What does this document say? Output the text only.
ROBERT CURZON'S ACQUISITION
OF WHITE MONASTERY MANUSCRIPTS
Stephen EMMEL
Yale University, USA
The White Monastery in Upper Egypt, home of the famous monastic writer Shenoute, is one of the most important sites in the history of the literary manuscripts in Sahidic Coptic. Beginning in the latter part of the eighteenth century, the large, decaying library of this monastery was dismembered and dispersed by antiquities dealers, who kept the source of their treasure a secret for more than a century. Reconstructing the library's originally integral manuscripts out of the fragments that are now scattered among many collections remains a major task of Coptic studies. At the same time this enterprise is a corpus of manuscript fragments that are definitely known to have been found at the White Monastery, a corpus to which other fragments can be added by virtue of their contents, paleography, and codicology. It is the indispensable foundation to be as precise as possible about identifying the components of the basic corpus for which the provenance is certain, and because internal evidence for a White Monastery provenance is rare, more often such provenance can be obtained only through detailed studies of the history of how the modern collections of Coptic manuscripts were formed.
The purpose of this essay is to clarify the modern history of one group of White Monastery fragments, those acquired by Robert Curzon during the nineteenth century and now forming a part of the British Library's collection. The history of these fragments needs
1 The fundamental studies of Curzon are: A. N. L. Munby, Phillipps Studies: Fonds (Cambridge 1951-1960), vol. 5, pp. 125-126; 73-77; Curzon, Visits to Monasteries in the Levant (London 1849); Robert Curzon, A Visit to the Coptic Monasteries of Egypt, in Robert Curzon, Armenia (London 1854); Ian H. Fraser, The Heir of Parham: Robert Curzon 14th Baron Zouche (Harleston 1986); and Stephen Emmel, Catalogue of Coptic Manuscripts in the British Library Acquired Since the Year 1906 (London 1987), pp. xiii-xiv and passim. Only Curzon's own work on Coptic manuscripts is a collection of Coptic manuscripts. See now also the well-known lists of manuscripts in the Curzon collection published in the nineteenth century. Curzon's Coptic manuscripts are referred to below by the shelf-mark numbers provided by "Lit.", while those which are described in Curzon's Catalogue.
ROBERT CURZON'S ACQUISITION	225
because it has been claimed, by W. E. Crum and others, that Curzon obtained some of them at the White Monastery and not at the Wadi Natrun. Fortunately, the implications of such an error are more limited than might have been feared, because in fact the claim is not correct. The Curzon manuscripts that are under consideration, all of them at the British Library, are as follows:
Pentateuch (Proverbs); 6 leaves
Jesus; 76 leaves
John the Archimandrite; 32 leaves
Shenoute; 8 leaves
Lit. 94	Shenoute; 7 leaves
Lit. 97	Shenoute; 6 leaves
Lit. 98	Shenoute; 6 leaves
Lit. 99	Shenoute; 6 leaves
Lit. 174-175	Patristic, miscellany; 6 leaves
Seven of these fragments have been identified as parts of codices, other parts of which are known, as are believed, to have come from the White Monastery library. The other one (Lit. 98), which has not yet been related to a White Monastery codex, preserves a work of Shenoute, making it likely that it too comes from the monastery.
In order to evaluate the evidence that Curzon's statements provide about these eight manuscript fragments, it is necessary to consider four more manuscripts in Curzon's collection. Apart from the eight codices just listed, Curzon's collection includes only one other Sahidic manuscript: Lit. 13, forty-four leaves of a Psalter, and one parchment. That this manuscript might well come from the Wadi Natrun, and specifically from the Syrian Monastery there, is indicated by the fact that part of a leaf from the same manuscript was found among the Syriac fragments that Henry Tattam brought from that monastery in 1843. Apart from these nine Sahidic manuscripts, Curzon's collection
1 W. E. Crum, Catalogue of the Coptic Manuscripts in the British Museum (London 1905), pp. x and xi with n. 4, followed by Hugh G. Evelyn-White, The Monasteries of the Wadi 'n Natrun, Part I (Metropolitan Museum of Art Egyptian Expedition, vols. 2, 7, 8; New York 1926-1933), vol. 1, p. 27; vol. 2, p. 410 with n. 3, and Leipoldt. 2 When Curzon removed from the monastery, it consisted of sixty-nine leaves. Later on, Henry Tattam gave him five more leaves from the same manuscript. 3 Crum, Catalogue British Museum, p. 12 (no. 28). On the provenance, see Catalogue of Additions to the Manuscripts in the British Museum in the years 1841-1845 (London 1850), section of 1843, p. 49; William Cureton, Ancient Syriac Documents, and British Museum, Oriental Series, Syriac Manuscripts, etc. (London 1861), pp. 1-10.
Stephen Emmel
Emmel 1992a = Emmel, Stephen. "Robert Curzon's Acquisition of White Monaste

——————

Problem statement: Produce an exact copy of all the records.

Response to this exercise:
What does this document say? Output the text only.
ROBERT CURZON'S ACQUISITION
OF WHITE MONASTERY MANUSCRIPTS
Stephen EMMEL
Yale University, USA
The White Monastery in Upper Egypt, home of the famous monastic writer Shenoute, is one of the most important sites in the history of the literary manuscripts in Sahidic Coptic. Beginning in the latter part of the eighteenth century, the large, decaying library of this monastery was dismembered and dispersed by antiquities dealers, who kept the source of their treasure a secret for more than a century. Reconstructing the library's originally integral manuscripts out of the fragments that are now scattered among many collections remains a major task of Coptic studies. At the same time this enterprise is a corpus of manuscript fragments that are definitely known to have been found at the White Monastery, a corpus to which other fragments can be added by virtue of their contents, paleography, and codicology. It is the indispensable foundation to be as precise as possible about identifying the components of the basic corpus for which the provenance is certain, and because internal evidence for a White Monastery provenance is rare, more often such provenance can be obtained only through detailed studies of the history of how the modern collections of Coptic manuscripts were formed.
The purpose of this essay is to clarify the modern history of one group of White Monastery fragments, those acquired by Robert Curzon during the nineteenth century and now forming a part of the British Library's collection. The history of these fragments needs
1 The fundamental studies of Curzon are: A. N. L. Munby, Phillipps Studies: Fonds (Cambridge 1951-1960), vol. 5, pp. 125-126; 73-77; Curzon, Visits to Monasteries in the Levant (London 1849); Robert Curzon, A Visit to the Coptic Monasteries of Egypt, in Robert Curzon, Armenia (London 1854); Ian H. Fraser, The Heir of Parham: Robert Curzon 14th Baron Zouche (Harleston 1986); and Stephen Emmel, Catalogue of Coptic Manuscripts in the British Library Acquired Since the Year 1906 (London 1987), pp. xiii-xiv and passim. Only Curzon's own work on Coptic manuscripts is a collection of Coptic manuscripts. See now also the well-known lists of manuscripts in the Curzon collection published in the nineteenth century. Curzon's Coptic manuscripts are referred to below by the shelf-mark numbers provided by "Lit.", while those which are described in Curzon's Catalogue.
ROBERT CURZON'S ACQUISITION	225
because it has been claimed, by W. E. Crum and others, that Curzon obtained some of them at the White Monastery and not at the Wadi Natrun. Fortunately, the implications of such an error are more limited than might have been feared, because in fact the claim is not correct. The Curzon manuscripts that are under consideration, all of them at the British Library, are as follows:
Pentateuch (Proverbs); 6 leaves
Jesus; 76 leaves
John the Archimandrite; 32 leaves
Shenoute; 8 leaves
Lit. 94	Shenoute; 7 leaves
Lit. 97	Shenoute; 6 leaves
Lit. 98	Shenoute; 6 leaves
Lit. 99	Shenoute; 6 leaves
Lit. 174-175	Patristic, miscellany; 6 leaves
Seven of these fragments have been identified as parts of codices, other parts of which are known, as are believed, to have come from the White Monastery library. The other one (Lit. 98), which has not yet been related to a White Monastery codex, preserves a work of Shenoute, making it likely that it too comes from the monastery.
In order to evaluate the evidence that Curzon's statements provide about these eight manuscript fragments, it is necessary to consider four more manuscripts in Curzon's collection. Apart from the eight codices just listed, Curzon's collection includes only one other Sahidic manuscript: Lit. 13, forty-four leaves of a Psalter, and one parchment. That this manuscript might well come from the Wadi Natrun, and specifically from the Syrian Monastery there, is indicated by the fact that part of a leaf from the same manuscript was found among the Syriac fragments that Henry Tattam brought from that monastery in 1843. Apart from these nine Sahidic manuscripts, Curzon's collection
1 W. E. Crum, Catalogue of the Coptic Manuscripts in the British Museum (London 1905), pp. x and xi with n. 4, followed by Hugh G. Evelyn-White, The Monasteries of the Wadi 'n Natrun, Part I (Metropolitan Museum of Art Egyptian Expedition, vols. 2, 7, 8; New York 1926-1933), vol. 1, p. 27; vol. 2, p. 410 with n. 3, and Leipoldt. 2 When Curzon removed from the monastery, it consisted of sixty-nine leaves. Later on, Henry Tattam gave him five more leaves from the same manuscript. 3 Crum, Catalogue British Museum, p. 12 (no. 28). On the provenance, see Catalogue of Additions to the Manuscripts in the British Museum in the years 1841-1845 (London 1850), section of 1843, p. 49; William Cureton, Ancient Syriac Documents, and British Museum, Oriental Series, Syriac Manuscripts, etc. (London 1861), pp. 1-10.
Stephen Emmel
Emmel 1992a = Emmel, Stephen. "Robert Curzon's Acquisition of White Monaste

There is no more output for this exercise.